**DO THIS:**
Look through the lines below and extract any with the word "cell".

**Dataset excerpt:**
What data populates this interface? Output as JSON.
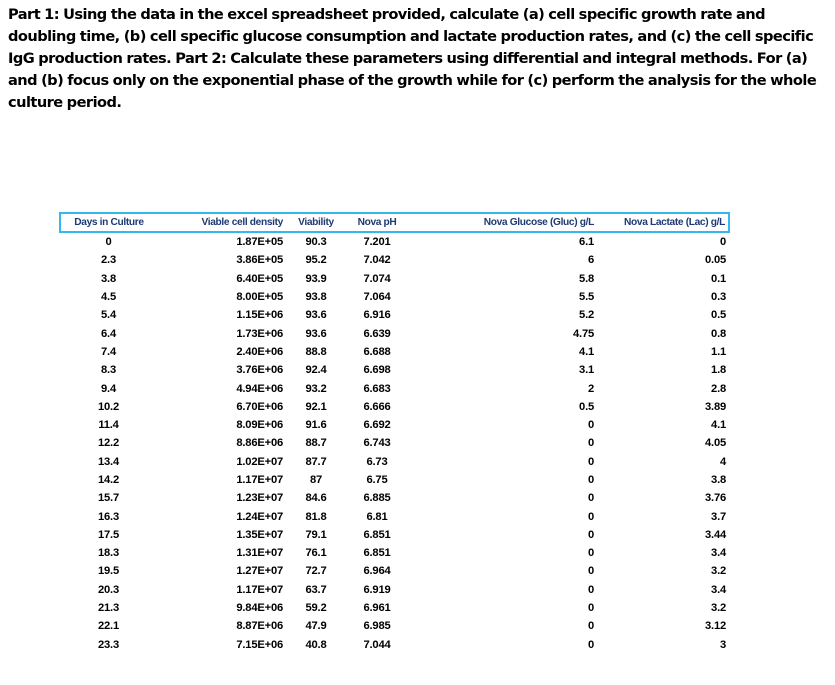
{
  "question": {
    "text": "Part 1: Using the data in the excel spreadsheet provided, calculate (a) cell specific growth rate and doubling time, (b) cell specific glucose consumption and lactate production rates, and (c) the cell specific IgG production rates. Part 2: Calculate these parameters using differential and integral methods. For (a) and (b) focus only on the exponential phase of the growth while for (c) perform the analysis for the whole culture period."
  },
  "table": {
    "headers": [
      "Days in Culture",
      "Viable cell density",
      "Viability",
      "Nova pH",
      "Nova Glucose (Gluc) g/L",
      "Nova Lactate (Lac) g/L"
    ],
    "rows": [
      [
        "0",
        "1.87E+05",
        "90.3",
        "7.201",
        "6.1",
        "0"
      ],
      [
        "2.3",
        "3.86E+05",
        "95.2",
        "7.042",
        "6",
        "0.05"
      ],
      [
        "3.8",
        "6.40E+05",
        "93.9",
        "7.074",
        "5.8",
        "0.1"
      ],
      [
        "4.5",
        "8.00E+05",
        "93.8",
        "7.064",
        "5.5",
        "0.3"
      ],
      [
        "5.4",
        "1.15E+06",
        "93.6",
        "6.916",
        "5.2",
        "0.5"
      ],
      [
        "6.4",
        "1.73E+06",
        "93.6",
        "6.639",
        "4.75",
        "0.8"
      ],
      [
        "7.4",
        "2.40E+06",
        "88.8",
        "6.688",
        "4.1",
        "1.1"
      ],
      [
        "8.3",
        "3.76E+06",
        "92.4",
        "6.698",
        "3.1",
        "1.8"
      ],
      [
        "9.4",
        "4.94E+06",
        "93.2",
        "6.683",
        "2",
        "2.8"
      ],
      [
        "10.2",
        "6.70E+06",
        "92.1",
        "6.666",
        "0.5",
        "3.89"
      ],
      [
        "11.4",
        "8.09E+06",
        "91.6",
        "6.692",
        "0",
        "4.1"
      ],
      [
        "12.2",
        "8.86E+06",
        "88.7",
        "6.743",
        "0",
        "4.05"
      ],
      [
        "13.4",
        "1.02E+07",
        "87.7",
        "6.73",
        "0",
        "4"
      ],
      [
        "14.2",
        "1.17E+07",
        "87",
        "6.75",
        "0",
        "3.8"
      ],
      [
        "15.7",
        "1.23E+07",
        "84.6",
        "6.885",
        "0",
        "3.76"
      ],
      [
        "16.3",
        "1.24E+07",
        "81.8",
        "6.81",
        "0",
        "3.7"
      ],
      [
        "17.5",
        "1.35E+07",
        "79.1",
        "6.851",
        "0",
        "3.44"
      ],
      [
        "18.3",
        "1.31E+07",
        "76.1",
        "6.851",
        "0",
        "3.4"
      ],
      [
        "19.5",
        "1.27E+07",
        "72.7",
        "6.964",
        "0",
        "3.2"
      ],
      [
        "20.3",
        "1.17E+07",
        "63.7",
        "6.919",
        "0",
        "3.4"
      ],
      [
        "21.3",
        "9.84E+06",
        "59.2",
        "6.961",
        "0",
        "3.2"
      ],
      [
        "22.1",
        "8.87E+06",
        "47.9",
        "6.985",
        "0",
        "3.12"
      ],
      [
        "23.3",
        "7.15E+06",
        "40.8",
        "7.044",
        "0",
        "3"
      ]
    ]
  }
}
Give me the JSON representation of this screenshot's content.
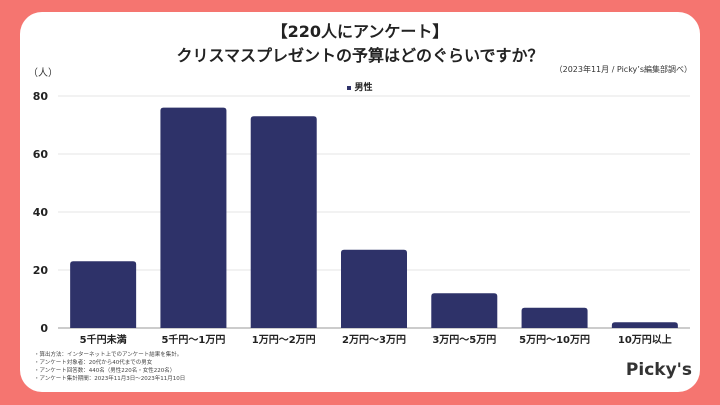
{
  "colors": {
    "background": "#f57570",
    "bar": "#2e3269"
  },
  "chart_data": {
    "type": "bar",
    "title": "【220人にアンケート】",
    "subtitle": "クリスマスプレゼントの予算はどのぐらいですか？",
    "ylabel": "（人）",
    "source": "（2023年11月 / Picky’s編集部調べ）",
    "categories": [
      "5千円未満",
      "5千円〜1万円",
      "1万円〜2万円",
      "2万円〜3万円",
      "3万円〜5万円",
      "5万円〜10万円",
      "10万円以上"
    ],
    "series": [
      {
        "name": "男性",
        "values": [
          23,
          76,
          73,
          27,
          12,
          7,
          2
        ]
      }
    ],
    "ylim": [
      0,
      80
    ],
    "yticks": [
      0,
      20,
      40,
      60,
      80
    ],
    "grid": true,
    "legend": "top-center"
  },
  "notes": [
    "・算出方法：インターネット上でのアンケート結果を集計。",
    "・アンケート対象者：20代から40代までの男女",
    "・アンケート回答数：440名（男性220名・女性220名）",
    "・アンケート集計期間：2023年11月3日〜2023年11月10日"
  ],
  "logo": "Picky's"
}
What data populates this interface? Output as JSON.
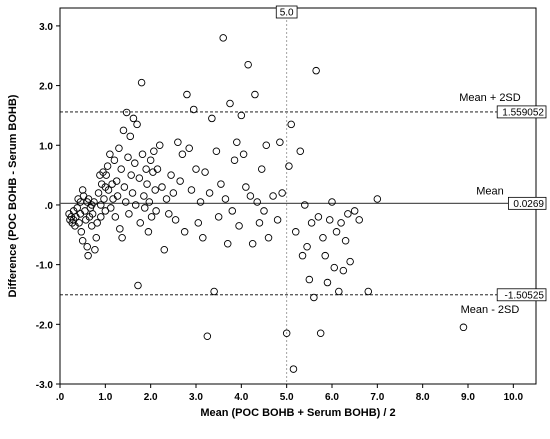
{
  "chart_data": {
    "type": "scatter",
    "xlabel": "Mean (POC BOHB + Serum BOHB) / 2",
    "ylabel": "Difference (POC BOHB - Serum BOHB)",
    "xlim": [
      0,
      10.5
    ],
    "ylim": [
      -3.0,
      3.3
    ],
    "x_ticks": [
      ".0",
      "1.0",
      "2.0",
      "3.0",
      "4.0",
      "5.0",
      "6.0",
      "7.0",
      "8.0",
      "9.0",
      "10.0"
    ],
    "x_tick_values": [
      0,
      1,
      2,
      3,
      4,
      5,
      6,
      7,
      8,
      9,
      10
    ],
    "y_ticks": [
      "3.0",
      "2.0",
      "1.0",
      ".0",
      "-1.0",
      "-2.0",
      "-3.0"
    ],
    "y_tick_values": [
      3,
      2,
      1,
      0,
      -1,
      -2,
      -3
    ],
    "grid": false,
    "reference_lines": [
      {
        "axis": "y",
        "value": 1.559052,
        "label": "Mean + 2SD",
        "box_label": "1.559052",
        "style": "dashed"
      },
      {
        "axis": "y",
        "value": 0.0269,
        "label": "Mean",
        "box_label": "0.0269",
        "style": "solid"
      },
      {
        "axis": "y",
        "value": -1.50525,
        "label": "Mean - 2SD",
        "box_label": "-1.50525",
        "style": "dashed"
      },
      {
        "axis": "x",
        "value": 5.0,
        "box_label": "5.0",
        "style": "dotted"
      }
    ],
    "points": [
      [
        0.2,
        -0.15
      ],
      [
        0.22,
        -0.25
      ],
      [
        0.25,
        -0.2
      ],
      [
        0.27,
        -0.3
      ],
      [
        0.3,
        -0.1
      ],
      [
        0.3,
        -0.25
      ],
      [
        0.33,
        -0.35
      ],
      [
        0.35,
        -0.2
      ],
      [
        0.38,
        -0.05
      ],
      [
        0.4,
        0.1
      ],
      [
        0.42,
        -0.3
      ],
      [
        0.45,
        0.05
      ],
      [
        0.45,
        -0.15
      ],
      [
        0.47,
        -0.45
      ],
      [
        0.5,
        -0.6
      ],
      [
        0.5,
        0.25
      ],
      [
        0.52,
        0.15
      ],
      [
        0.55,
        -0.1
      ],
      [
        0.57,
        -0.25
      ],
      [
        0.6,
        0.05
      ],
      [
        0.6,
        -0.7
      ],
      [
        0.62,
        -0.85
      ],
      [
        0.63,
        0.1
      ],
      [
        0.65,
        -0.2
      ],
      [
        0.67,
        -0.05
      ],
      [
        0.7,
        0.0
      ],
      [
        0.7,
        -0.35
      ],
      [
        0.72,
        -0.15
      ],
      [
        0.75,
        0.05
      ],
      [
        0.77,
        -0.75
      ],
      [
        0.8,
        -0.55
      ],
      [
        0.82,
        -0.3
      ],
      [
        0.85,
        0.2
      ],
      [
        0.88,
        0.5
      ],
      [
        0.9,
        0.0
      ],
      [
        0.9,
        -0.2
      ],
      [
        0.92,
        0.35
      ],
      [
        0.95,
        0.55
      ],
      [
        0.97,
        0.1
      ],
      [
        1.0,
        0.3
      ],
      [
        1.0,
        -0.1
      ],
      [
        1.02,
        0.5
      ],
      [
        1.05,
        0.65
      ],
      [
        1.07,
        0.25
      ],
      [
        1.1,
        0.85
      ],
      [
        1.12,
        -0.05
      ],
      [
        1.15,
        0.35
      ],
      [
        1.17,
        0.1
      ],
      [
        1.2,
        0.75
      ],
      [
        1.22,
        -0.2
      ],
      [
        1.25,
        0.4
      ],
      [
        1.27,
        0.15
      ],
      [
        1.3,
        0.95
      ],
      [
        1.32,
        -0.4
      ],
      [
        1.35,
        0.6
      ],
      [
        1.37,
        -0.55
      ],
      [
        1.4,
        1.25
      ],
      [
        1.42,
        0.3
      ],
      [
        1.45,
        0.05
      ],
      [
        1.47,
        1.55
      ],
      [
        1.5,
        0.8
      ],
      [
        1.52,
        -0.15
      ],
      [
        1.55,
        1.15
      ],
      [
        1.57,
        0.5
      ],
      [
        1.6,
        0.2
      ],
      [
        1.62,
        1.45
      ],
      [
        1.65,
        0.7
      ],
      [
        1.67,
        0.0
      ],
      [
        1.7,
        1.35
      ],
      [
        1.72,
        -1.35
      ],
      [
        1.75,
        0.45
      ],
      [
        1.77,
        -0.3
      ],
      [
        1.8,
        2.05
      ],
      [
        1.82,
        0.85
      ],
      [
        1.85,
        0.15
      ],
      [
        1.87,
        -0.05
      ],
      [
        1.9,
        0.6
      ],
      [
        1.92,
        0.35
      ],
      [
        1.95,
        -0.45
      ],
      [
        1.97,
        0.05
      ],
      [
        2.0,
        0.75
      ],
      [
        2.02,
        -0.2
      ],
      [
        2.05,
        0.55
      ],
      [
        2.07,
        0.9
      ],
      [
        2.1,
        0.25
      ],
      [
        2.12,
        -0.1
      ],
      [
        2.15,
        0.6
      ],
      [
        2.2,
        1.0
      ],
      [
        2.25,
        0.3
      ],
      [
        2.3,
        -0.75
      ],
      [
        2.35,
        0.1
      ],
      [
        2.4,
        -0.15
      ],
      [
        2.45,
        0.5
      ],
      [
        2.5,
        0.2
      ],
      [
        2.55,
        -0.25
      ],
      [
        2.6,
        1.05
      ],
      [
        2.65,
        0.4
      ],
      [
        2.7,
        0.85
      ],
      [
        2.75,
        -0.45
      ],
      [
        2.8,
        1.85
      ],
      [
        2.85,
        0.95
      ],
      [
        2.9,
        0.25
      ],
      [
        2.95,
        1.6
      ],
      [
        3.0,
        0.6
      ],
      [
        3.05,
        -0.3
      ],
      [
        3.1,
        0.05
      ],
      [
        3.15,
        -0.55
      ],
      [
        3.2,
        0.55
      ],
      [
        3.25,
        -2.2
      ],
      [
        3.3,
        0.2
      ],
      [
        3.35,
        1.45
      ],
      [
        3.4,
        -1.45
      ],
      [
        3.45,
        0.9
      ],
      [
        3.5,
        -0.2
      ],
      [
        3.55,
        0.35
      ],
      [
        3.6,
        2.8
      ],
      [
        3.65,
        0.1
      ],
      [
        3.7,
        -0.65
      ],
      [
        3.75,
        1.7
      ],
      [
        3.8,
        -0.1
      ],
      [
        3.85,
        0.75
      ],
      [
        3.9,
        1.05
      ],
      [
        3.95,
        -0.35
      ],
      [
        4.0,
        1.5
      ],
      [
        4.05,
        0.85
      ],
      [
        4.1,
        0.3
      ],
      [
        4.15,
        2.35
      ],
      [
        4.2,
        0.15
      ],
      [
        4.25,
        -0.65
      ],
      [
        4.3,
        1.85
      ],
      [
        4.35,
        0.05
      ],
      [
        4.4,
        -0.3
      ],
      [
        4.45,
        0.6
      ],
      [
        4.5,
        -0.1
      ],
      [
        4.55,
        1.0
      ],
      [
        4.6,
        -0.55
      ],
      [
        4.7,
        0.15
      ],
      [
        4.8,
        -0.25
      ],
      [
        4.85,
        1.05
      ],
      [
        4.9,
        0.2
      ],
      [
        5.0,
        -2.15
      ],
      [
        5.05,
        0.65
      ],
      [
        5.1,
        1.35
      ],
      [
        5.15,
        -2.75
      ],
      [
        5.2,
        -0.45
      ],
      [
        5.3,
        0.9
      ],
      [
        5.35,
        -0.85
      ],
      [
        5.4,
        0.0
      ],
      [
        5.45,
        -0.7
      ],
      [
        5.5,
        -1.25
      ],
      [
        5.55,
        -0.3
      ],
      [
        5.6,
        -1.55
      ],
      [
        5.65,
        2.25
      ],
      [
        5.7,
        -0.2
      ],
      [
        5.75,
        -2.15
      ],
      [
        5.8,
        -0.55
      ],
      [
        5.85,
        -0.85
      ],
      [
        5.9,
        -1.3
      ],
      [
        5.95,
        -0.25
      ],
      [
        6.0,
        0.05
      ],
      [
        6.05,
        -1.05
      ],
      [
        6.1,
        -0.45
      ],
      [
        6.15,
        -1.45
      ],
      [
        6.2,
        -0.3
      ],
      [
        6.25,
        -1.1
      ],
      [
        6.3,
        -0.6
      ],
      [
        6.35,
        -0.15
      ],
      [
        6.4,
        -0.95
      ],
      [
        6.5,
        -0.1
      ],
      [
        6.6,
        -0.25
      ],
      [
        6.8,
        -1.45
      ],
      [
        7.0,
        0.1
      ],
      [
        8.9,
        -2.05
      ]
    ]
  }
}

**RESPONSE TO THIS EXERCISE:**
    "text": "Part 1: Using the data in the excel spreadsheet provided, calculate (a) cell specific growth rate and doubling time, (b) cell specific glucose consumption and lactate production rates, and (c) the cell specific IgG production rates. Part 2: Calculate these parameters using differential and integral methods. For (a) and (b) focus only on the exponential phase of the growth while for (c) perform the analysis for the whole culture period."
      "Viable cell density",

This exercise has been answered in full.